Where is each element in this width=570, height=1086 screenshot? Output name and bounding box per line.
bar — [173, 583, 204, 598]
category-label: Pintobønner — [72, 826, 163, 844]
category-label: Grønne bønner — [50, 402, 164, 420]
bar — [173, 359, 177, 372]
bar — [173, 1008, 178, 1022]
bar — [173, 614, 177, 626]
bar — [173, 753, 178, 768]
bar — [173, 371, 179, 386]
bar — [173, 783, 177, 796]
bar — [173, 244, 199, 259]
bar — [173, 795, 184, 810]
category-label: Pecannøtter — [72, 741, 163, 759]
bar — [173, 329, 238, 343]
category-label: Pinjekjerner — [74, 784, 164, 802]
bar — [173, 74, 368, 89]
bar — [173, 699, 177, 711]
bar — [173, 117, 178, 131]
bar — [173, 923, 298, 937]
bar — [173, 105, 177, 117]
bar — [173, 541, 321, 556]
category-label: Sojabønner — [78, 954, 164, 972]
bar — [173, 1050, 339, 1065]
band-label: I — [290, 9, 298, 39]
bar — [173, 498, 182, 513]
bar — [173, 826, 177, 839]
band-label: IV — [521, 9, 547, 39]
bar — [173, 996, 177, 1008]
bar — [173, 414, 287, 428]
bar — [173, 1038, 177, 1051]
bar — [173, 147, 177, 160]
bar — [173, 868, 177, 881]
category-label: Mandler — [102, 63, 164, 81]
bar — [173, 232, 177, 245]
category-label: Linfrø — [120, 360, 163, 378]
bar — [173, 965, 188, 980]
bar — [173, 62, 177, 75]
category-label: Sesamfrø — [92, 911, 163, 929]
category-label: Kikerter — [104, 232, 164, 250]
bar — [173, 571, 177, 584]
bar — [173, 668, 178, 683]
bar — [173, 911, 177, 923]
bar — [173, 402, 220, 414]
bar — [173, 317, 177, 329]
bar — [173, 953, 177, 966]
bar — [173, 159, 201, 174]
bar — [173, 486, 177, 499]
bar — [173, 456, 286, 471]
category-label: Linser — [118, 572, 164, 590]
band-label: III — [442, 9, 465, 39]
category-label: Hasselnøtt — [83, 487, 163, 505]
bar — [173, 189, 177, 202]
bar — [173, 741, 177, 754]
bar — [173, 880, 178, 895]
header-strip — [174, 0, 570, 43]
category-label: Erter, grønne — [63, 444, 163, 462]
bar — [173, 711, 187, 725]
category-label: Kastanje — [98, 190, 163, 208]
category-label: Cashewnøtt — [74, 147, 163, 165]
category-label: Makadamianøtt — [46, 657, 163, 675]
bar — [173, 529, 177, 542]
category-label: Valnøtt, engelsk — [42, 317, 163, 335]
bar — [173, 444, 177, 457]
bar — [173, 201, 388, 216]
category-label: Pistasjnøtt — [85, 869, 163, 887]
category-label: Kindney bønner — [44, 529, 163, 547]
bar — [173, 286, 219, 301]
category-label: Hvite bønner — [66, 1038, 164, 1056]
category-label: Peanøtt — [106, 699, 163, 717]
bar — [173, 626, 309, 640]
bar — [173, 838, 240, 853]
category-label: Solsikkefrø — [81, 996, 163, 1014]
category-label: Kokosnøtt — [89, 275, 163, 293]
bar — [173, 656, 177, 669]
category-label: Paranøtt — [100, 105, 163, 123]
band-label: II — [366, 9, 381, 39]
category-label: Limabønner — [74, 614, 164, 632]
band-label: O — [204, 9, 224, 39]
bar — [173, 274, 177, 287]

________________________

■ GOAL OF THE EXERCISE ■
Copy out the records, changing every "category-label" to "axis-label" and leaving all other text as it is.

■ COMPLETE OUTPUT ■
Where is each element in this width=570, height=1086 screenshot? Output name and bounding box per line.
bar — [173, 583, 204, 598]
axis-label: Pintobønner — [72, 826, 163, 844]
axis-label: Grønne bønner — [50, 402, 164, 420]
bar — [173, 359, 177, 372]
bar — [173, 1008, 178, 1022]
bar — [173, 614, 177, 626]
bar — [173, 753, 178, 768]
bar — [173, 371, 179, 386]
bar — [173, 783, 177, 796]
bar — [173, 244, 199, 259]
bar — [173, 795, 184, 810]
axis-label: Pecannøtter — [72, 741, 163, 759]
bar — [173, 329, 238, 343]
axis-label: Pinjekjerner — [74, 784, 164, 802]
bar — [173, 74, 368, 89]
bar — [173, 699, 177, 711]
bar — [173, 117, 178, 131]
bar — [173, 923, 298, 937]
bar — [173, 105, 177, 117]
bar — [173, 541, 321, 556]
axis-label: Sojabønner — [78, 954, 164, 972]
bar — [173, 1050, 339, 1065]
band-label: I — [290, 9, 298, 39]
bar — [173, 498, 182, 513]
bar — [173, 826, 177, 839]
band-label: IV — [521, 9, 547, 39]
bar — [173, 996, 177, 1008]
bar — [173, 414, 287, 428]
bar — [173, 1038, 177, 1051]
bar — [173, 147, 177, 160]
bar — [173, 868, 177, 881]
axis-label: Mandler — [102, 63, 164, 81]
bar — [173, 232, 177, 245]
axis-label: Linfrø — [120, 360, 163, 378]
bar — [173, 965, 188, 980]
bar — [173, 62, 177, 75]
axis-label: Sesamfrø — [92, 911, 163, 929]
axis-label: Kikerter — [104, 232, 164, 250]
bar — [173, 571, 177, 584]
bar — [173, 668, 178, 683]
bar — [173, 911, 177, 923]
bar — [173, 402, 220, 414]
bar — [173, 317, 177, 329]
bar — [173, 953, 177, 966]
bar — [173, 159, 201, 174]
bar — [173, 486, 177, 499]
bar — [173, 456, 286, 471]
axis-label: Linser — [118, 572, 164, 590]
band-label: III — [442, 9, 465, 39]
axis-label: Hasselnøtt — [83, 487, 163, 505]
bar — [173, 189, 177, 202]
bar — [173, 741, 177, 754]
bar — [173, 880, 178, 895]
header-strip — [174, 0, 570, 43]
axis-label: Erter, grønne — [63, 444, 163, 462]
bar — [173, 711, 187, 725]
axis-label: Kastanje — [98, 190, 163, 208]
axis-label: Cashewnøtt — [74, 147, 163, 165]
axis-label: Makadamianøtt — [46, 657, 163, 675]
bar — [173, 529, 177, 542]
axis-label: Valnøtt, engelsk — [42, 317, 163, 335]
bar — [173, 444, 177, 457]
bar — [173, 201, 388, 216]
axis-label: Pistasjnøtt — [85, 869, 163, 887]
axis-label: Kindney bønner — [44, 529, 163, 547]
bar — [173, 286, 219, 301]
axis-label: Hvite bønner — [66, 1038, 164, 1056]
axis-label: Peanøtt — [106, 699, 163, 717]
bar — [173, 626, 309, 640]
bar — [173, 838, 240, 853]
axis-label: Solsikkefrø — [81, 996, 163, 1014]
axis-label: Kokosnøtt — [89, 275, 163, 293]
bar — [173, 656, 177, 669]
axis-label: Paranøtt — [100, 105, 163, 123]
band-label: II — [366, 9, 381, 39]
axis-label: Limabønner — [74, 614, 164, 632]
band-label: O — [204, 9, 224, 39]
bar — [173, 274, 177, 287]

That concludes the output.